Tareas a realizar
• A. Según el texto sobre el empleo en México, ¿qué porcentaje de las ocupaciones corresponde a empleos de baja calidad?
• B. Prosigue el texto sobre el empleo en México a partir de su última oración.

Contradicciones laborales y el cambio de régimen en México
Durante los últimos dos sexenios, el fomento y las condiciones del empleo en México se pueden interpretar desde dos escenarios que demuestran la alta heterogeneidad de la realidad económica laboral del país, donde es posible sostener una serie de políticas con datos duros y soslayar las perspectivas y percepciones de la mayoría de la población, la cual termina siendo carne de cañón en las disputas por el poder político, sin que con ello se le asegure un futuro mejor.
En el primero escenario, los gobiernos difunden un discurso donde sustentan como mejora del trabajo la creación de más de 5 millones de empleos formales, y con ello insisten en demostrar que sus políticas laborales han tenido éxito y contribuyen al desarrollo. Muchos de los grandes poderes económicos (dueños de los medios de producción y de servicios) avalan estos alegatos, pues les permiten continuar obteniendo utilidades sin límite y explotando a la mayoría de la masa trabajadora. En el segundo escenario, de ese mismo universo de ocupaciones, el 80% son empleos de baja calidad: garantizan ganar menos de tres salarios mínimos; laborar de ocho hasta 14 horas diarias; condiciones de trabajo inestables; contratación temporal o con causales de terminación altamente flexibles; subcontratación no siempre con derechos sociales y de salud. Lo anterior ha abonado al incremento de la precariedad, informalidad y desigualdad de la clase trabajadora, y a que las esperanzas de un mejor futuro se depositaran en un régimen de izquierda, el cual les garantice que su trabajo les alcanzará para satisfacer sus necesidades, las de sus familias y el progreso social.

Entradas extraídas

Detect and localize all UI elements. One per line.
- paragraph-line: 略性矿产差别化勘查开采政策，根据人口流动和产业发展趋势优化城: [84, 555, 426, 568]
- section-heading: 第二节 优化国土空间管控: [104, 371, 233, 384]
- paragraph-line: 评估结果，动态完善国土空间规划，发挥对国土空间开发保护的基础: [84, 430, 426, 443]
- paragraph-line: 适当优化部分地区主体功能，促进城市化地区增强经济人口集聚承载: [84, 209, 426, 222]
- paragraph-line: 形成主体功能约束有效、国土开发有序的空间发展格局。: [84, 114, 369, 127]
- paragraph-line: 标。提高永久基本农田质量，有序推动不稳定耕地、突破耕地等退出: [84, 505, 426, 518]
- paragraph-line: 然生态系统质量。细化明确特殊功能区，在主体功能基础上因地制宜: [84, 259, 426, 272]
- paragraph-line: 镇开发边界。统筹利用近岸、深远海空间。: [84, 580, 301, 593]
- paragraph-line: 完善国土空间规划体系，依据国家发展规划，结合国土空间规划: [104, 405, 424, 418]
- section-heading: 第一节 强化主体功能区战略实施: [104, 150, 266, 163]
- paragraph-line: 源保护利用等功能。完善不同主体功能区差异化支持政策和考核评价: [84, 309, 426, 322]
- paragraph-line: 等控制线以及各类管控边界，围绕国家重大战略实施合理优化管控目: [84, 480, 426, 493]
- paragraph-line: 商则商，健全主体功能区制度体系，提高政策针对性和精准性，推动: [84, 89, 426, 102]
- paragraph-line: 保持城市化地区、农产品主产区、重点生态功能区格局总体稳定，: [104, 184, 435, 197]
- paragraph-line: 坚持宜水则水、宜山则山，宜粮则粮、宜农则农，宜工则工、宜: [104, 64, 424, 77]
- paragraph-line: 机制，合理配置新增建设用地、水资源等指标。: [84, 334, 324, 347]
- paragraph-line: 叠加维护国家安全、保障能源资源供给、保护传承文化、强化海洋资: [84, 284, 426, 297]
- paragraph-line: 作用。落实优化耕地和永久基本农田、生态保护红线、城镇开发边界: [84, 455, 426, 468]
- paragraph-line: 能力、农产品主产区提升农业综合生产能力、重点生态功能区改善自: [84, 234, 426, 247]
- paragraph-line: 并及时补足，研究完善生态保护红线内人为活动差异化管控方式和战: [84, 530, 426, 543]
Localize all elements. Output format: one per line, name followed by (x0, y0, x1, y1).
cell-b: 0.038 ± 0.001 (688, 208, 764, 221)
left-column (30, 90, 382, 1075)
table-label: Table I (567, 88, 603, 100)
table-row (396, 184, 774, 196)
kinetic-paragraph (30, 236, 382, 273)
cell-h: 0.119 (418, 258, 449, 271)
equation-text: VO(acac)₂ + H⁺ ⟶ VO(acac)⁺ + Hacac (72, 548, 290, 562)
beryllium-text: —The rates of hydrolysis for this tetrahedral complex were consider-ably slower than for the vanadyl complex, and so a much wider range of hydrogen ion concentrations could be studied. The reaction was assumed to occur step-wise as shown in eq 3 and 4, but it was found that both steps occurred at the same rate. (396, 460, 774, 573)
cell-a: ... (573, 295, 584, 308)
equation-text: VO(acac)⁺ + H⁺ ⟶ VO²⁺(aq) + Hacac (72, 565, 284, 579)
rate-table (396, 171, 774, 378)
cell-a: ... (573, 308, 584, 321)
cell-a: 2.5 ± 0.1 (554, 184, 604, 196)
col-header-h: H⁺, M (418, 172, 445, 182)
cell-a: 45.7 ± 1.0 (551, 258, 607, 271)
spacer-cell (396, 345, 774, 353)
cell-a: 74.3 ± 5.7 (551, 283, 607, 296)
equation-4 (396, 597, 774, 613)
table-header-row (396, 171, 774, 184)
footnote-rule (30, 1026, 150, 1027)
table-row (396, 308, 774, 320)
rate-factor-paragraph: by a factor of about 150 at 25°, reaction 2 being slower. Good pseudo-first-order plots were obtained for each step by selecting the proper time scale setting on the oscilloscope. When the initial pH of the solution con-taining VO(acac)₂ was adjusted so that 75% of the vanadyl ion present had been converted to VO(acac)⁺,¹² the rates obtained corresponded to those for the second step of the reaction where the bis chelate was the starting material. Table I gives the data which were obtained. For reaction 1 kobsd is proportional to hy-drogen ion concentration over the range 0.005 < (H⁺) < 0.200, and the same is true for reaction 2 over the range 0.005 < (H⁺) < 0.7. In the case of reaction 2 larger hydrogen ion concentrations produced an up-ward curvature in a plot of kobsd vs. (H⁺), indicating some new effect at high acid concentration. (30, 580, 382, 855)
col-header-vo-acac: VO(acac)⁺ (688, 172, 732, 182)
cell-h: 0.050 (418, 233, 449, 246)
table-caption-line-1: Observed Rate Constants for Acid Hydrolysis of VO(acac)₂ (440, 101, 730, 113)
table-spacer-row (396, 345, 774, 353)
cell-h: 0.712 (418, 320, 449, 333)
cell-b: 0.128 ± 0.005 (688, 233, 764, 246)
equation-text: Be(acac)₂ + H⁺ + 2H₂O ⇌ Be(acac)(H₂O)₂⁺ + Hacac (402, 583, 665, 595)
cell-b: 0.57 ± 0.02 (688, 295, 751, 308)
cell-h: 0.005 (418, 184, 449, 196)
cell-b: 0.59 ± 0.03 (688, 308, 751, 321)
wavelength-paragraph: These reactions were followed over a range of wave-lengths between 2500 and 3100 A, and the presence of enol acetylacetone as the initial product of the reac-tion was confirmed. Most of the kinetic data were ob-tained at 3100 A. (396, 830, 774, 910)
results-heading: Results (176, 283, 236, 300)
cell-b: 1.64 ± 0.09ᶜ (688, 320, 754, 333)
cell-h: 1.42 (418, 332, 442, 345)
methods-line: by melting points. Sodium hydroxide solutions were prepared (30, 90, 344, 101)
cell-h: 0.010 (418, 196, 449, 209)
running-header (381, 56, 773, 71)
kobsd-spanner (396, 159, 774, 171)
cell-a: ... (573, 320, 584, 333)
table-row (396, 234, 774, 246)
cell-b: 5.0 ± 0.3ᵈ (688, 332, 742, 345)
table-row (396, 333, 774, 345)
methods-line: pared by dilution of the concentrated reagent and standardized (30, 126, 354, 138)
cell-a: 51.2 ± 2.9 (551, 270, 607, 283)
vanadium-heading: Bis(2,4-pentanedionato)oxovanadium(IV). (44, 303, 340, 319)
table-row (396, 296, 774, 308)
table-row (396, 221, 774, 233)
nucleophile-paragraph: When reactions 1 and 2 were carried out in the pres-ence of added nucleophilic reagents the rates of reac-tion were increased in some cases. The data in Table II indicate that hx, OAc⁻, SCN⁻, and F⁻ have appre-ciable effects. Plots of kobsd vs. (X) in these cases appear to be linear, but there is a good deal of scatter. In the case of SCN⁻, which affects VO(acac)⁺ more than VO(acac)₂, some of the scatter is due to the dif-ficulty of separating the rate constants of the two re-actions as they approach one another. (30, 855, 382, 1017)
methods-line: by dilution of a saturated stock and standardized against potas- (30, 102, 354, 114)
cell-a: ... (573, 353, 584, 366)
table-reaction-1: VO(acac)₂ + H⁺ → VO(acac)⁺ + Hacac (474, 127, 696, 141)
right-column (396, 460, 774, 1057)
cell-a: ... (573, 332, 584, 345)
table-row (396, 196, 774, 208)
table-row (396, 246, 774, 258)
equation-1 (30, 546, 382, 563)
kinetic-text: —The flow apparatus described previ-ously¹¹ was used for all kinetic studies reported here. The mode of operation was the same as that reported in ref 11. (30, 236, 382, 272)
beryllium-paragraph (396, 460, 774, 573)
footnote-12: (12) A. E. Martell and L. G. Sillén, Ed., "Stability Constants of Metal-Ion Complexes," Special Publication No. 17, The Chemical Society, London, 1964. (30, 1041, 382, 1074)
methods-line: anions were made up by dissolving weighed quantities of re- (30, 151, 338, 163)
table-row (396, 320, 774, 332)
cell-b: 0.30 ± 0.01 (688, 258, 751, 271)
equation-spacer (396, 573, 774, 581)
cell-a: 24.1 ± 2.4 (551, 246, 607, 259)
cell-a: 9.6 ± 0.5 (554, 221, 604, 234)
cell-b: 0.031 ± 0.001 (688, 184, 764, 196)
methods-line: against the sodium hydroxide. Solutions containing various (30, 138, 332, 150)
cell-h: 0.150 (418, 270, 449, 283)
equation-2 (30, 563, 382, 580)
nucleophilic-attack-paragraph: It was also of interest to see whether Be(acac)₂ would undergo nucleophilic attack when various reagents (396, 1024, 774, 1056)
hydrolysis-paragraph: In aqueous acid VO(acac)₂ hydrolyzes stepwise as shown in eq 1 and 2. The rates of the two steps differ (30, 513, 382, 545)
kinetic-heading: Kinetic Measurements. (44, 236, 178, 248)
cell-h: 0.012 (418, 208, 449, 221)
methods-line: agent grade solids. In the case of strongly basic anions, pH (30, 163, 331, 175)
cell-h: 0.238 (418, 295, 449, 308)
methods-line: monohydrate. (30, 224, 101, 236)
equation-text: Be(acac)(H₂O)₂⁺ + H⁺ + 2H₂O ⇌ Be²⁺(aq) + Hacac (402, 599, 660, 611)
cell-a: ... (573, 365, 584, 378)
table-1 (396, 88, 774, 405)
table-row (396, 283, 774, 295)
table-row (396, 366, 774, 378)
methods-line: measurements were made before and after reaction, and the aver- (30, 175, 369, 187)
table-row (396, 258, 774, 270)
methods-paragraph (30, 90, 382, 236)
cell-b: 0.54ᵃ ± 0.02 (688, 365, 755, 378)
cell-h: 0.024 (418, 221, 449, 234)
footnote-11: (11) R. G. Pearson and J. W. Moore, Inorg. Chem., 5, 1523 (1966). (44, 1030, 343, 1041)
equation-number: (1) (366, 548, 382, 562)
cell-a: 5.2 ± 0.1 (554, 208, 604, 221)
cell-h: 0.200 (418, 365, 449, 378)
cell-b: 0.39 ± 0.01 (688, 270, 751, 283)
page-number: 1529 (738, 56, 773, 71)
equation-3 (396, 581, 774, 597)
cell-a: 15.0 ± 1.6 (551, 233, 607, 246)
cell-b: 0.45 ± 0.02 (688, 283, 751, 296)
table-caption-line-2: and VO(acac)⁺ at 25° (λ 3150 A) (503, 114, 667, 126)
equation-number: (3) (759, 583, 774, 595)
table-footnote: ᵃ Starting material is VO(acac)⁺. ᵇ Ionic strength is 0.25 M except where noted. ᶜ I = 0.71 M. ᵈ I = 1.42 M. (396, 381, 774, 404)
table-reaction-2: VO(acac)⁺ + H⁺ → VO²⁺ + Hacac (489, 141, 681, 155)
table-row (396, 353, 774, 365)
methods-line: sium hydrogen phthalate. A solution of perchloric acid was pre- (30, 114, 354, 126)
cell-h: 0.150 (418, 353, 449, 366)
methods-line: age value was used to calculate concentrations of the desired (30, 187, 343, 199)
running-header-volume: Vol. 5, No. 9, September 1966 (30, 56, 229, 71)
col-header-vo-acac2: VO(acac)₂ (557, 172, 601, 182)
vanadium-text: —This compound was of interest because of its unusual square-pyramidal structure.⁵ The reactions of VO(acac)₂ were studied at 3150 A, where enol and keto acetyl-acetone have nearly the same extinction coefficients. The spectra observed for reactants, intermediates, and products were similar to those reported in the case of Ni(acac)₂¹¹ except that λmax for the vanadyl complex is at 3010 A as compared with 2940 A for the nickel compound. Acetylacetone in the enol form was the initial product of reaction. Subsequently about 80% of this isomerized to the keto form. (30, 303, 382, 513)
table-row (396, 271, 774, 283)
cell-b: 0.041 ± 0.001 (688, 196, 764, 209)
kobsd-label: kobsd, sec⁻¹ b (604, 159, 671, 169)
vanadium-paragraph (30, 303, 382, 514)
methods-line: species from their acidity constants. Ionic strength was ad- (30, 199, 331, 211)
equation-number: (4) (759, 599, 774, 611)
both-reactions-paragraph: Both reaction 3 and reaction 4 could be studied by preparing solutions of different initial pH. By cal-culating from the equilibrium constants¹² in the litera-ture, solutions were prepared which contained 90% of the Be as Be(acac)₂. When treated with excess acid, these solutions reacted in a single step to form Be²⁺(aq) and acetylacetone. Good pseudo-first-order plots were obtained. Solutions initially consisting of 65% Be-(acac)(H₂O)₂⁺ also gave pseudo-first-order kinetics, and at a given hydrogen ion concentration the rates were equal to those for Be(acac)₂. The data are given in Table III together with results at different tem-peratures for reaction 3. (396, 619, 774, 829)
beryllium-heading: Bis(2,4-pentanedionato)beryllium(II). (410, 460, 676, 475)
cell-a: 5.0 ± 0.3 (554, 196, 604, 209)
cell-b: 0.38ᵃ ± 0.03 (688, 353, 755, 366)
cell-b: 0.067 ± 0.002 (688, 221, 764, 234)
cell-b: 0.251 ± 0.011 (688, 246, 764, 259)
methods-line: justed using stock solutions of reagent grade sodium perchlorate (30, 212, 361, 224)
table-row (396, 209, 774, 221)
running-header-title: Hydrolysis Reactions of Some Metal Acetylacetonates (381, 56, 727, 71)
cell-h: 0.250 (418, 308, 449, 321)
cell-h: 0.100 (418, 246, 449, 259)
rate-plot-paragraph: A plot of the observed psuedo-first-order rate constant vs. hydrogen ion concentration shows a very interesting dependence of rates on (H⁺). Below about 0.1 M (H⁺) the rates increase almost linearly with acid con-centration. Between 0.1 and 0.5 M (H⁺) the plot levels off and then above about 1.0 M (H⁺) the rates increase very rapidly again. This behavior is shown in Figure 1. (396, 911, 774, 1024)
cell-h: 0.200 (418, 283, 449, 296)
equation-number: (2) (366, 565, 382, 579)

Respuestas del ejercicio
• A. El 80%.

• B.
En suma, el nuevo régimen tiene que resolver estas contradicciones del empleo, lo que es altamente complejo, pues los trabajadores esperan soluciones rápidas y que impacten en su vida y sus bolsillos. Si esto se dilata, es factible que sean uno de los primeros estratos desilusionados con el progresismo de izquierda y que sus reclamos vuelvan a cambiar la configuración del poder en México.